Given instruction: Repeat what the lines below say, word for word, and skip every image.

Data to use:
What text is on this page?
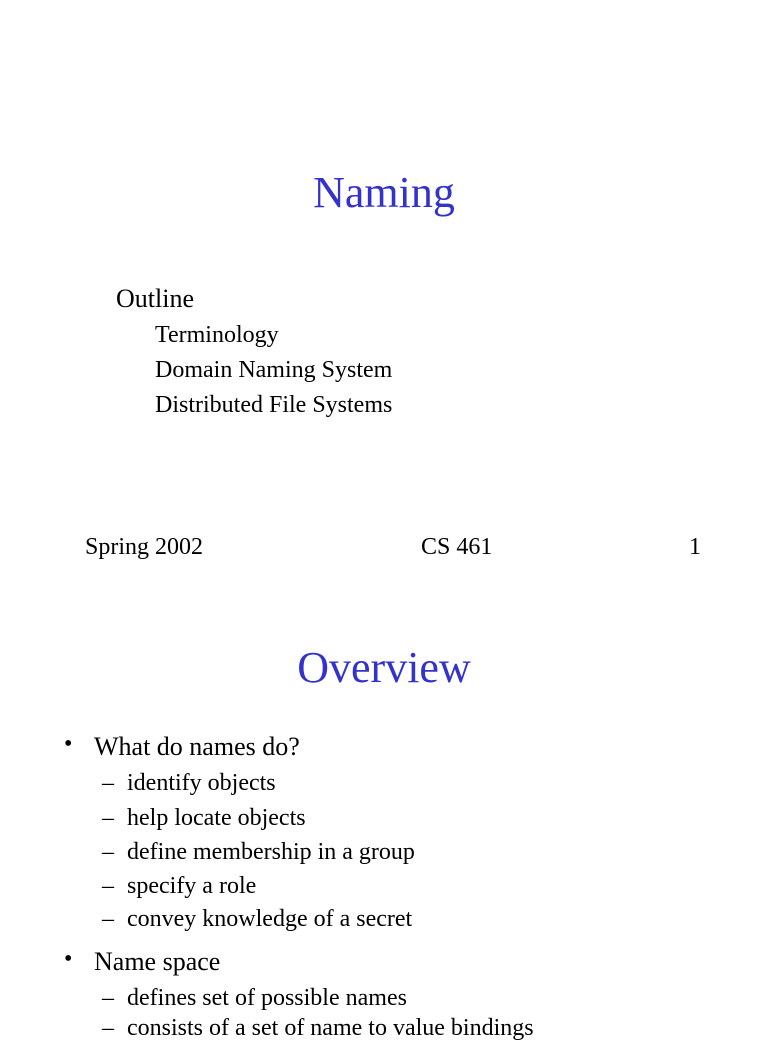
Naming
Outline
Terminology
Domain Naming System
Distributed File Systems
Spring 2002	CS 461	1
Overview
• What do names do?
– identify objects
– help locate objects
– define membership in a group
– specify a role
– convey knowledge of a secret
• Name space
– defines set of possible names
– consists of a set of name to value bindings
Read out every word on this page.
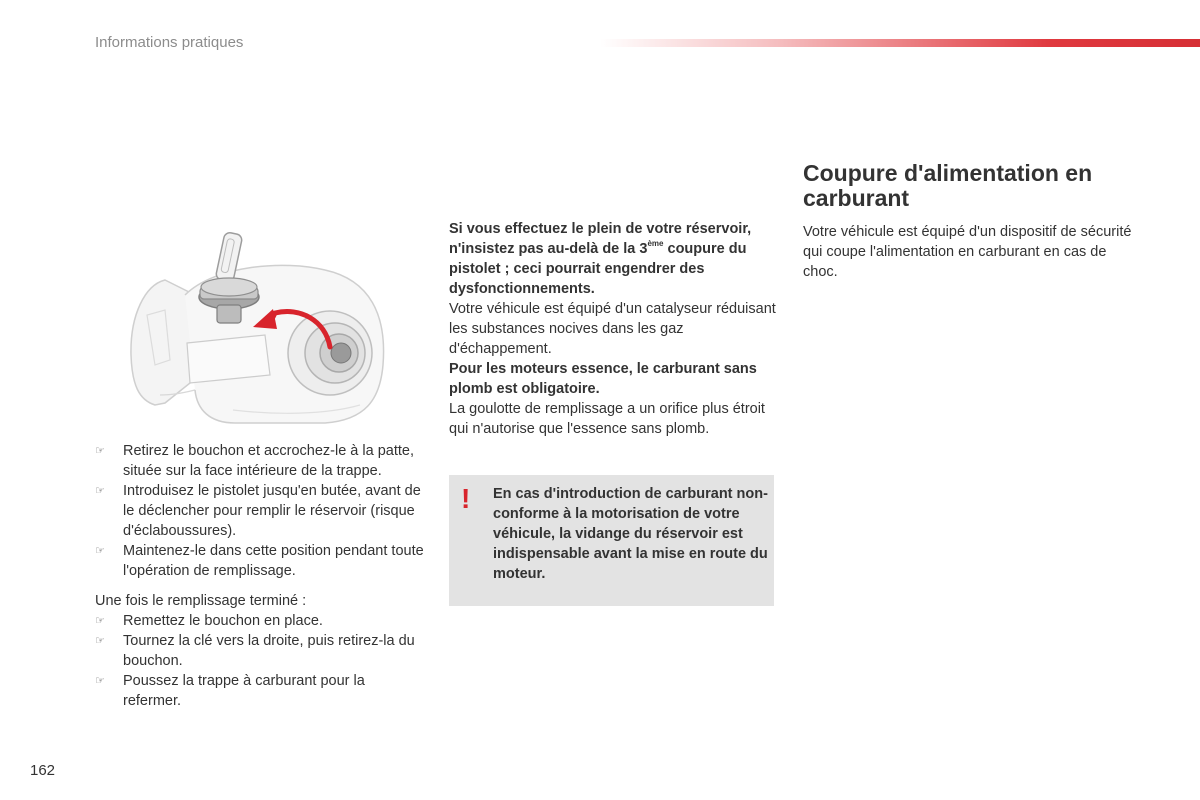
Informations pratiques
☞	Retirez le bouchon et accrochez-le à la patte, située sur la face intérieure de la trappe.
☞	Introduisez le pistolet jusqu'en butée, avant de le déclencher pour remplir le réservoir (risque d'éclaboussures).
☞	Maintenez-le dans cette position pendant toute l'opération de remplissage.
Une fois le remplissage terminé :
☞	Remettez le bouchon en place.
☞	Tournez la clé vers la droite, puis retirez-la du bouchon.
☞	Poussez la trappe à carburant pour la refermer.
Si vous effectuez le plein de votre réservoir, n'insistez pas au-delà de la 3ème coupure du pistolet ; ceci pourrait engendrer des dysfonctionnements.
Votre véhicule est équipé d'un catalyseur réduisant les substances nocives dans les gaz d'échappement.
Pour les moteurs essence, le carburant sans plomb est obligatoire.
La goulotte de remplissage a un orifice plus étroit qui n'autorise que l'essence sans plomb.
! En cas d'introduction de carburant non-conforme à la motorisation de votre véhicule, la vidange du réservoir est indispensable avant la mise en route du moteur.
Coupure d'alimentation en carburant
Votre véhicule est équipé d'un dispositif de sécurité qui coupe l'alimentation en carburant en cas de choc.
162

Solution for this problem:
What text is on this page?
Naming
Outline
Terminology
Domain Naming System
Distributed File Systems
Spring 2002	CS 461	1
Overview
• What do names do?
– identify objects
– help locate objects
– define membership in a group
– specify a role
– convey knowledge of a secret
• Name space
– defines set of possible names
– consists of a set of name to value bindings
Read out every word on this page.
Informations pratiques
☞	Retirez le bouchon et accrochez-le à la patte, située sur la face intérieure de la trappe.
☞	Introduisez le pistolet jusqu'en butée, avant de le déclencher pour remplir le réservoir (risque d'éclaboussures).
☞	Maintenez-le dans cette position pendant toute l'opération de remplissage.
Une fois le remplissage terminé :
☞	Remettez le bouchon en place.
☞	Tournez la clé vers la droite, puis retirez-la du bouchon.
☞	Poussez la trappe à carburant pour la refermer.
Si vous effectuez le plein de votre réservoir, n'insistez pas au-delà de la 3ème coupure du pistolet ; ceci pourrait engendrer des dysfonctionnements.
Votre véhicule est équipé d'un catalyseur réduisant les substances nocives dans les gaz d'échappement.
Pour les moteurs essence, le carburant sans plomb est obligatoire.
La goulotte de remplissage a un orifice plus étroit qui n'autorise que l'essence sans plomb.
! En cas d'introduction de carburant non-conforme à la motorisation de votre véhicule, la vidange du réservoir est indispensable avant la mise en route du moteur.
Coupure d'alimentation en carburant
Votre véhicule est équipé d'un dispositif de sécurité qui coupe l'alimentation en carburant en cas de choc.
162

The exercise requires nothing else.